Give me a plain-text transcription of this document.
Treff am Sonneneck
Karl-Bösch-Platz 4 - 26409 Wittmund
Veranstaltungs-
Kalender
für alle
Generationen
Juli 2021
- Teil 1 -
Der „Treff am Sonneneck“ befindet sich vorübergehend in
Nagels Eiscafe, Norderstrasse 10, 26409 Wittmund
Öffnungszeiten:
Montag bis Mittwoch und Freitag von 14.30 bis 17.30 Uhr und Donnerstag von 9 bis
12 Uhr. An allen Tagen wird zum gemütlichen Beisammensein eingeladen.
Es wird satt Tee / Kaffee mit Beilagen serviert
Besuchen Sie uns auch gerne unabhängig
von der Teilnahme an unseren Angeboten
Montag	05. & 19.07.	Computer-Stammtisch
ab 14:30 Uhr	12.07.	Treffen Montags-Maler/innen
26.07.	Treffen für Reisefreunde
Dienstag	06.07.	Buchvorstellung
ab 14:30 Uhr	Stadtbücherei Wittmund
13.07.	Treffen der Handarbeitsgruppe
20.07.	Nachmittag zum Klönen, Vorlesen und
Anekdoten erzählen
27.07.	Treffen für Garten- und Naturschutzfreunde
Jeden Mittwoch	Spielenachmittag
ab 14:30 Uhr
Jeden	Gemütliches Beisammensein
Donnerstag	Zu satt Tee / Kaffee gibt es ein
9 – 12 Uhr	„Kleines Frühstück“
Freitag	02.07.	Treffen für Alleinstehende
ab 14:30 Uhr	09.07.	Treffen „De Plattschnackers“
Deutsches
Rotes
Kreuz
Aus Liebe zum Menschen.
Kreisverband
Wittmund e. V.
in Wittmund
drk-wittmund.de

------------------------------------------------

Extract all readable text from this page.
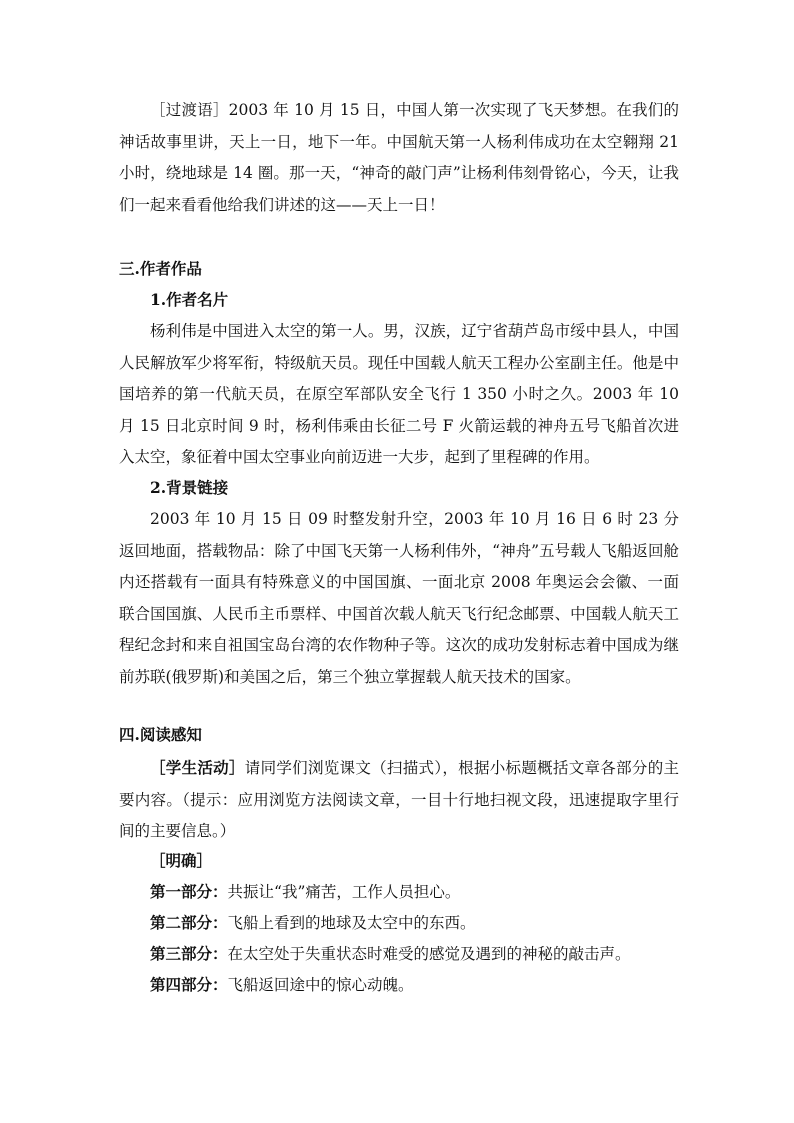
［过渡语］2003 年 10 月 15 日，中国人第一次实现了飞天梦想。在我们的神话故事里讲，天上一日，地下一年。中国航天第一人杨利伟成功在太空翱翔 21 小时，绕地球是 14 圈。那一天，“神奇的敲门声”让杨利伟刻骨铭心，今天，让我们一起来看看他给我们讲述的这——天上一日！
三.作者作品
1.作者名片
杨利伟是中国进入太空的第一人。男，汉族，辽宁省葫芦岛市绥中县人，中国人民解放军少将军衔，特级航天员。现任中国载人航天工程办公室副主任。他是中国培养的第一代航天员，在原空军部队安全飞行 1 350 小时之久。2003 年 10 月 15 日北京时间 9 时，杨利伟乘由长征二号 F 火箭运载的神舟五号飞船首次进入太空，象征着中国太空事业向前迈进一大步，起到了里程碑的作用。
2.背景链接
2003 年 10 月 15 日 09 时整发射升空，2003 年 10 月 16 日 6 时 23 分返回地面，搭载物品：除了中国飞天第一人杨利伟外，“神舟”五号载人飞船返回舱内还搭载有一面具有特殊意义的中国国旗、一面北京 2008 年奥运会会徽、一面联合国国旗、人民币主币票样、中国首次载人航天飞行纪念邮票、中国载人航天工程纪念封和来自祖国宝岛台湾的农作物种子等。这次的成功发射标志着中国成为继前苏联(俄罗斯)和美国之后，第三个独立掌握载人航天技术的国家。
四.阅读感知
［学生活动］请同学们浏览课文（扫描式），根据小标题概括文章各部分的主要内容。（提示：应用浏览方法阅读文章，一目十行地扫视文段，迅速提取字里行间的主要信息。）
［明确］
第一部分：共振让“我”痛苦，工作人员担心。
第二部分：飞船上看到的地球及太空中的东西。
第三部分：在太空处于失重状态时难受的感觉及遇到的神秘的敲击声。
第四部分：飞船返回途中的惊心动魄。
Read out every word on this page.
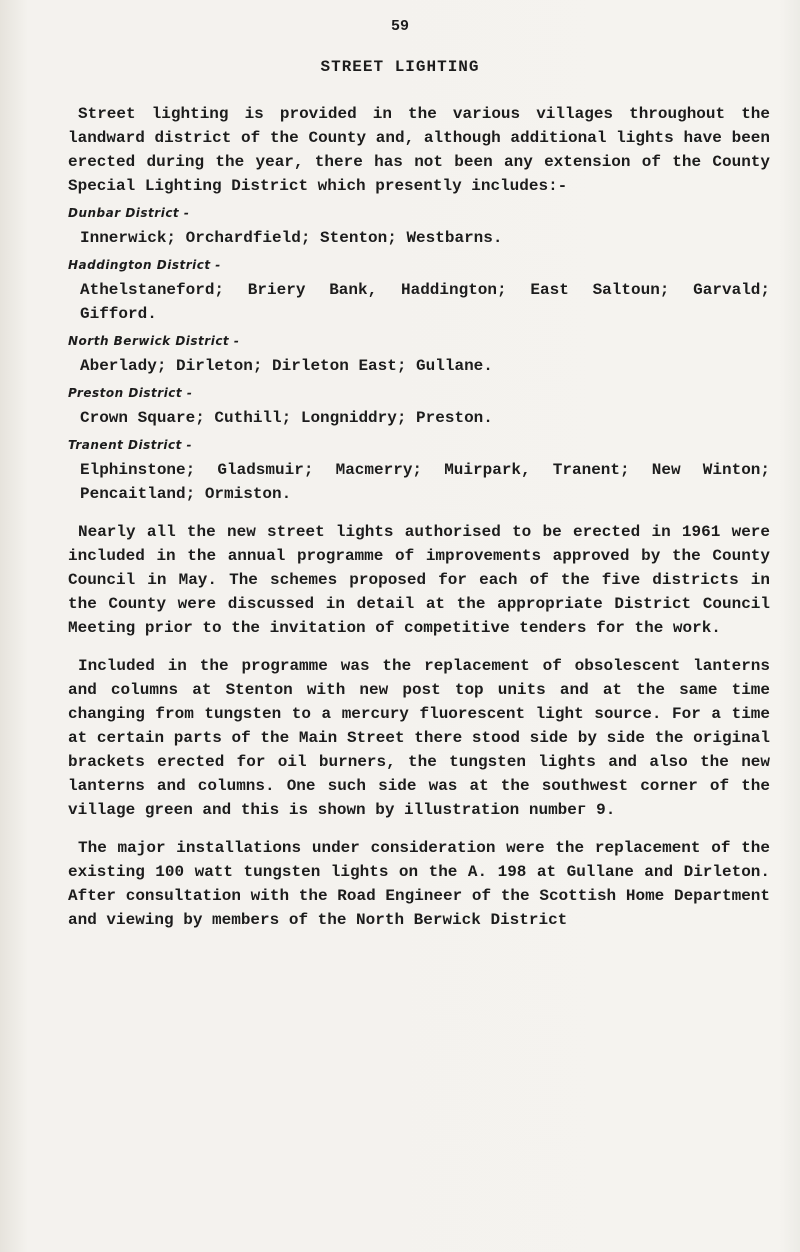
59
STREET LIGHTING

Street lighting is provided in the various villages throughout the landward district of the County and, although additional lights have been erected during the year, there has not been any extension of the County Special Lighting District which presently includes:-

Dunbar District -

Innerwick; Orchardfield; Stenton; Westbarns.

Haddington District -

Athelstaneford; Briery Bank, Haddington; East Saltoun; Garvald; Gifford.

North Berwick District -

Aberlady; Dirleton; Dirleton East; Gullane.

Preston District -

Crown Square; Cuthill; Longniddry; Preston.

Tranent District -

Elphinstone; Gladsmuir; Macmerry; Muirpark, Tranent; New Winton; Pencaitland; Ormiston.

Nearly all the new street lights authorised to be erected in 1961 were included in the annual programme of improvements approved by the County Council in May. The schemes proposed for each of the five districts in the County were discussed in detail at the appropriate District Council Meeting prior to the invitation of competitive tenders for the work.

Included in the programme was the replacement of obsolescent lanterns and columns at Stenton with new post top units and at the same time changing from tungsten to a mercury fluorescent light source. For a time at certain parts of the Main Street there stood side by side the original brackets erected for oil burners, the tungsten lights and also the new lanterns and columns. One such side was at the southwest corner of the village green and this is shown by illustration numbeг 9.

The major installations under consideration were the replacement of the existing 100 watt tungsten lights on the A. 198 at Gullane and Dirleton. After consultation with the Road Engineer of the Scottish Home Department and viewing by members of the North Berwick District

------------------------------------------------

**WRITTEN EXERCISE**
Collect every line from the records above that contains the word "Jeden".

**ANSWER FOR THIS EXERCISE**
Jeden Mittwoch	Spielenachmittag
Jeden	Gemütliches Beisammensein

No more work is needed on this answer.